--- AIM ---
Set down the whole listing verbatim.
:: THE RECORDS
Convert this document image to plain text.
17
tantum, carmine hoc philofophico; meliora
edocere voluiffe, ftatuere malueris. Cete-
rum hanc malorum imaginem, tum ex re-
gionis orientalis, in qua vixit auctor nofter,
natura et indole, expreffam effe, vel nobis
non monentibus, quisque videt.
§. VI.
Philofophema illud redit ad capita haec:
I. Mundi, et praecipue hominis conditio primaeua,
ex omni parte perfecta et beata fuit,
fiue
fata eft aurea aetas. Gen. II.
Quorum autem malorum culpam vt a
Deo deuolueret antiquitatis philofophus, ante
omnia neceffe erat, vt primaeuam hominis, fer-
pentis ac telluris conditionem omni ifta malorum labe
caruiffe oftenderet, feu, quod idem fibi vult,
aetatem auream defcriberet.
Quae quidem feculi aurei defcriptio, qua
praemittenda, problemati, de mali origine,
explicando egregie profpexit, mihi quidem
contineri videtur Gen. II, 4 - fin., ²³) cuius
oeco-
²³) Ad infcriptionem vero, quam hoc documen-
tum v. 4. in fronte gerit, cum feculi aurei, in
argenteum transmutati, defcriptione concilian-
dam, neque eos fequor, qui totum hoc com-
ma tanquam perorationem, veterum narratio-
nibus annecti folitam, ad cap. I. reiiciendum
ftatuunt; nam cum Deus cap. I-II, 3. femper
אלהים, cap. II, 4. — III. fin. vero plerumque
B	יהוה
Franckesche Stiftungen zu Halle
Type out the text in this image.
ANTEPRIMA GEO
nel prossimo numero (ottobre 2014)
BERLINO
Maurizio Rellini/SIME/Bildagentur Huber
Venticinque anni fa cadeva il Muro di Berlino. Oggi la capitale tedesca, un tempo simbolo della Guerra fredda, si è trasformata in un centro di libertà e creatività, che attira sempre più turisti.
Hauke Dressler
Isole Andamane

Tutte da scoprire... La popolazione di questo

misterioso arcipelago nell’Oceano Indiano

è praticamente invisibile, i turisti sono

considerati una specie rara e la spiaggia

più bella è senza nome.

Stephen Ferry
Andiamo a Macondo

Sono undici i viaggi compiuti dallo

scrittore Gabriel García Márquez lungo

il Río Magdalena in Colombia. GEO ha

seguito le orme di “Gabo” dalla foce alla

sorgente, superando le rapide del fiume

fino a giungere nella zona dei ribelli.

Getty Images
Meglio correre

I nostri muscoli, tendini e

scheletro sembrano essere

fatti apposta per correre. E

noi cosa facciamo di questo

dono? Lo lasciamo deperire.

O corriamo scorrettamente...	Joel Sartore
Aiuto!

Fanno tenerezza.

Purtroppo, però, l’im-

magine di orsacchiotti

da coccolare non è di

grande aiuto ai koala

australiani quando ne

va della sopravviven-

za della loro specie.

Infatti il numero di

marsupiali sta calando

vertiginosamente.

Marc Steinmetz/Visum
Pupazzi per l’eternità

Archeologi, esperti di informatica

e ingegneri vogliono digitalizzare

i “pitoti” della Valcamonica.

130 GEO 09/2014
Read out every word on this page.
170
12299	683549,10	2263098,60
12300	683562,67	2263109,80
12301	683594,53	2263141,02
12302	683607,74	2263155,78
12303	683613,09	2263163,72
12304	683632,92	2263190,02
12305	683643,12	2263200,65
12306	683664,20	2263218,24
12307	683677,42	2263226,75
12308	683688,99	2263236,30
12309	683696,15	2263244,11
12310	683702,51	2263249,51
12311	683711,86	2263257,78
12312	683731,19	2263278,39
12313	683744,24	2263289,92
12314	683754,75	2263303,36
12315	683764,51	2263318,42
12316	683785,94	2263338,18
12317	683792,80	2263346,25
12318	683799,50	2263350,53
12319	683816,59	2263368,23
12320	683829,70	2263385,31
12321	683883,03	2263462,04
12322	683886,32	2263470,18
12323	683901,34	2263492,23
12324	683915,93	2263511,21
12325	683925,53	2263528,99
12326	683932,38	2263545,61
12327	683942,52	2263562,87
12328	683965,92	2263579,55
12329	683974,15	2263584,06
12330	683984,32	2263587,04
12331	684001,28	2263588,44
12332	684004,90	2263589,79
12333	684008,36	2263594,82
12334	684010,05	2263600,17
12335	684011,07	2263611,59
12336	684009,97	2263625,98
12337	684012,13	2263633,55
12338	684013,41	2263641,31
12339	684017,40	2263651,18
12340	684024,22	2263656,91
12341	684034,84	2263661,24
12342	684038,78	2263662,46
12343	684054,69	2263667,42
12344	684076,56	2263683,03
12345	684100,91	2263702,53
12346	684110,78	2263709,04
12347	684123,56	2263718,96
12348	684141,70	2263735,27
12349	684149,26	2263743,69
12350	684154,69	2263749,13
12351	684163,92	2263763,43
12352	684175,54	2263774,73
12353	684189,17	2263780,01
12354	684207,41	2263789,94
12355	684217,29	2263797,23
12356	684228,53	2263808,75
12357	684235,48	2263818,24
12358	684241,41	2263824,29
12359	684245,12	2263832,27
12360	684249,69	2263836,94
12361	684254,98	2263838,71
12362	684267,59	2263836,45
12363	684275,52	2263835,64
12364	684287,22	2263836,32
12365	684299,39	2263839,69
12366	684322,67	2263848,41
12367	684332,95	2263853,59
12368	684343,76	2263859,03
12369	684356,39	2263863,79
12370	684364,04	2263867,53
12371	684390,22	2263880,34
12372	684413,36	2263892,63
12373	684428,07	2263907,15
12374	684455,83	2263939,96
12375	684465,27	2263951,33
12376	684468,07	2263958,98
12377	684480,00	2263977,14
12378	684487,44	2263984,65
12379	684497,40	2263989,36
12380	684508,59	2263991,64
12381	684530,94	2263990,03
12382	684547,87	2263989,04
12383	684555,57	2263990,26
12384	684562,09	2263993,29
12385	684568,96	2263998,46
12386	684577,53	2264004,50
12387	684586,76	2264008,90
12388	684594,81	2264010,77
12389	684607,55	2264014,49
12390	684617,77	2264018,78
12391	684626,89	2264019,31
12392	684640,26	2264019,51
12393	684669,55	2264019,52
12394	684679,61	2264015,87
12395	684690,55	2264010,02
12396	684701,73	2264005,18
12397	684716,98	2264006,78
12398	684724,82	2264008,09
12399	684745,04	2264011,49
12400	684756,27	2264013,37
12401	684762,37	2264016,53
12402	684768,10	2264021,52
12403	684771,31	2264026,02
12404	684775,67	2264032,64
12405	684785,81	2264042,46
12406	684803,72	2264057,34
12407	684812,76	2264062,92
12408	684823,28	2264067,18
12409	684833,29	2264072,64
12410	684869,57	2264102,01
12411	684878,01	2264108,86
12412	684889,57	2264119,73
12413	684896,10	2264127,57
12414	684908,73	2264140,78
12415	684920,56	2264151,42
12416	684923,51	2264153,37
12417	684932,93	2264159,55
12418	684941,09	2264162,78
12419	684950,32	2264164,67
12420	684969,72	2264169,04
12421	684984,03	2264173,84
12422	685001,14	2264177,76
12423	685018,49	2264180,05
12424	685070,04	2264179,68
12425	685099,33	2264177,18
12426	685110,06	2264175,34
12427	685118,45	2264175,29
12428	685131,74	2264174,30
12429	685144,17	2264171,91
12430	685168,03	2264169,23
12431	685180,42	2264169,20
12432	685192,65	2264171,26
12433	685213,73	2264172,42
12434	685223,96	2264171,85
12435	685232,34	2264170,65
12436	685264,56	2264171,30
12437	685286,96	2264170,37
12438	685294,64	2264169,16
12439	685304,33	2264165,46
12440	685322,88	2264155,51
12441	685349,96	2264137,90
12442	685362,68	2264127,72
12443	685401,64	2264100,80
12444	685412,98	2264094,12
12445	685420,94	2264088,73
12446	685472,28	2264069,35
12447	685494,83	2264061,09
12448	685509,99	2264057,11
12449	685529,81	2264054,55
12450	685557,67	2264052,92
::::
--- REPLY ---
Convert this document image to plain text.
17
tantum, carmine hoc philofophico; meliora
edocere voluiffe, ftatuere malueris. Cete-
rum hanc malorum imaginem, tum ex re-
gionis orientalis, in qua vixit auctor nofter,
natura et indole, expreffam effe, vel nobis
non monentibus, quisque videt.
§. VI.
Philofophema illud redit ad capita haec:
I. Mundi, et praecipue hominis conditio primaeua,
ex omni parte perfecta et beata fuit,
fiue
fata eft aurea aetas. Gen. II.
Quorum autem malorum culpam vt a
Deo deuolueret antiquitatis philofophus, ante
omnia neceffe erat, vt primaeuam hominis, fer-
pentis ac telluris conditionem omni ifta malorum labe
caruiffe oftenderet, feu, quod idem fibi vult,
aetatem auream defcriberet.
Quae quidem feculi aurei defcriptio, qua
praemittenda, problemati, de mali origine,
explicando egregie profpexit, mihi quidem
contineri videtur Gen. II, 4 - fin., ²³) cuius
oeco-
²³) Ad infcriptionem vero, quam hoc documen-
tum v. 4. in fronte gerit, cum feculi aurei, in
argenteum transmutati, defcriptione concilian-
dam, neque eos fequor, qui totum hoc com-
ma tanquam perorationem, veterum narratio-
nibus annecti folitam, ad cap. I. reiiciendum
ftatuunt; nam cum Deus cap. I-II, 3. femper
אלהים, cap. II, 4. — III. fin. vero plerumque
B	יהוה
Franckesche Stiftungen zu Halle
Type out the text in this image.
ANTEPRIMA GEO
nel prossimo numero (ottobre 2014)
BERLINO
Maurizio Rellini/SIME/Bildagentur Huber
Venticinque anni fa cadeva il Muro di Berlino. Oggi la capitale tedesca, un tempo simbolo della Guerra fredda, si è trasformata in un centro di libertà e creatività, che attira sempre più turisti.
Hauke Dressler
Isole Andamane

Tutte da scoprire... La popolazione di questo

misterioso arcipelago nell’Oceano Indiano

è praticamente invisibile, i turisti sono

considerati una specie rara e la spiaggia

più bella è senza nome.

Stephen Ferry
Andiamo a Macondo

Sono undici i viaggi compiuti dallo

scrittore Gabriel García Márquez lungo

il Río Magdalena in Colombia. GEO ha

seguito le orme di “Gabo” dalla foce alla

sorgente, superando le rapide del fiume

fino a giungere nella zona dei ribelli.

Getty Images
Meglio correre

I nostri muscoli, tendini e

scheletro sembrano essere

fatti apposta per correre. E

noi cosa facciamo di questo

dono? Lo lasciamo deperire.

O corriamo scorrettamente...	Joel Sartore
Aiuto!

Fanno tenerezza.

Purtroppo, però, l’im-

magine di orsacchiotti

da coccolare non è di

grande aiuto ai koala

australiani quando ne

va della sopravviven-

za della loro specie.

Infatti il numero di

marsupiali sta calando

vertiginosamente.

Marc Steinmetz/Visum
Pupazzi per l’eternità

Archeologi, esperti di informatica

e ingegneri vogliono digitalizzare

i “pitoti” della Valcamonica.

130 GEO 09/2014
Read out every word on this page.
170
12299	683549,10	2263098,60
12300	683562,67	2263109,80
12301	683594,53	2263141,02
12302	683607,74	2263155,78
12303	683613,09	2263163,72
12304	683632,92	2263190,02
12305	683643,12	2263200,65
12306	683664,20	2263218,24
12307	683677,42	2263226,75
12308	683688,99	2263236,30
12309	683696,15	2263244,11
12310	683702,51	2263249,51
12311	683711,86	2263257,78
12312	683731,19	2263278,39
12313	683744,24	2263289,92
12314	683754,75	2263303,36
12315	683764,51	2263318,42
12316	683785,94	2263338,18
12317	683792,80	2263346,25
12318	683799,50	2263350,53
12319	683816,59	2263368,23
12320	683829,70	2263385,31
12321	683883,03	2263462,04
12322	683886,32	2263470,18
12323	683901,34	2263492,23
12324	683915,93	2263511,21
12325	683925,53	2263528,99
12326	683932,38	2263545,61
12327	683942,52	2263562,87
12328	683965,92	2263579,55
12329	683974,15	2263584,06
12330	683984,32	2263587,04
12331	684001,28	2263588,44
12332	684004,90	2263589,79
12333	684008,36	2263594,82
12334	684010,05	2263600,17
12335	684011,07	2263611,59
12336	684009,97	2263625,98
12337	684012,13	2263633,55
12338	684013,41	2263641,31
12339	684017,40	2263651,18
12340	684024,22	2263656,91
12341	684034,84	2263661,24
12342	684038,78	2263662,46
12343	684054,69	2263667,42
12344	684076,56	2263683,03
12345	684100,91	2263702,53
12346	684110,78	2263709,04
12347	684123,56	2263718,96
12348	684141,70	2263735,27
12349	684149,26	2263743,69
12350	684154,69	2263749,13
12351	684163,92	2263763,43
12352	684175,54	2263774,73
12353	684189,17	2263780,01
12354	684207,41	2263789,94
12355	684217,29	2263797,23
12356	684228,53	2263808,75
12357	684235,48	2263818,24
12358	684241,41	2263824,29
12359	684245,12	2263832,27
12360	684249,69	2263836,94
12361	684254,98	2263838,71
12362	684267,59	2263836,45
12363	684275,52	2263835,64
12364	684287,22	2263836,32
12365	684299,39	2263839,69
12366	684322,67	2263848,41
12367	684332,95	2263853,59
12368	684343,76	2263859,03
12369	684356,39	2263863,79
12370	684364,04	2263867,53
12371	684390,22	2263880,34
12372	684413,36	2263892,63
12373	684428,07	2263907,15
12374	684455,83	2263939,96
12375	684465,27	2263951,33
12376	684468,07	2263958,98
12377	684480,00	2263977,14
12378	684487,44	2263984,65
12379	684497,40	2263989,36
12380	684508,59	2263991,64
12381	684530,94	2263990,03
12382	684547,87	2263989,04
12383	684555,57	2263990,26
12384	684562,09	2263993,29
12385	684568,96	2263998,46
12386	684577,53	2264004,50
12387	684586,76	2264008,90
12388	684594,81	2264010,77
12389	684607,55	2264014,49
12390	684617,77	2264018,78
12391	684626,89	2264019,31
12392	684640,26	2264019,51
12393	684669,55	2264019,52
12394	684679,61	2264015,87
12395	684690,55	2264010,02
12396	684701,73	2264005,18
12397	684716,98	2264006,78
12398	684724,82	2264008,09
12399	684745,04	2264011,49
12400	684756,27	2264013,37
12401	684762,37	2264016,53
12402	684768,10	2264021,52
12403	684771,31	2264026,02
12404	684775,67	2264032,64
12405	684785,81	2264042,46
12406	684803,72	2264057,34
12407	684812,76	2264062,92
12408	684823,28	2264067,18
12409	684833,29	2264072,64
12410	684869,57	2264102,01
12411	684878,01	2264108,86
12412	684889,57	2264119,73
12413	684896,10	2264127,57
12414	684908,73	2264140,78
12415	684920,56	2264151,42
12416	684923,51	2264153,37
12417	684932,93	2264159,55
12418	684941,09	2264162,78
12419	684950,32	2264164,67
12420	684969,72	2264169,04
12421	684984,03	2264173,84
12422	685001,14	2264177,76
12423	685018,49	2264180,05
12424	685070,04	2264179,68
12425	685099,33	2264177,18
12426	685110,06	2264175,34
12427	685118,45	2264175,29
12428	685131,74	2264174,30
12429	685144,17	2264171,91
12430	685168,03	2264169,23
12431	685180,42	2264169,20
12432	685192,65	2264171,26
12433	685213,73	2264172,42
12434	685223,96	2264171,85
12435	685232,34	2264170,65
12436	685264,56	2264171,30
12437	685286,96	2264170,37
12438	685294,64	2264169,16
12439	685304,33	2264165,46
12440	685322,88	2264155,51
12441	685349,96	2264137,90
12442	685362,68	2264127,72
12443	685401,64	2264100,80
12444	685412,98	2264094,12
12445	685420,94	2264088,73
12446	685472,28	2264069,35
12447	685494,83	2264061,09
12448	685509,99	2264057,11
12449	685529,81	2264054,55
12450	685557,67	2264052,92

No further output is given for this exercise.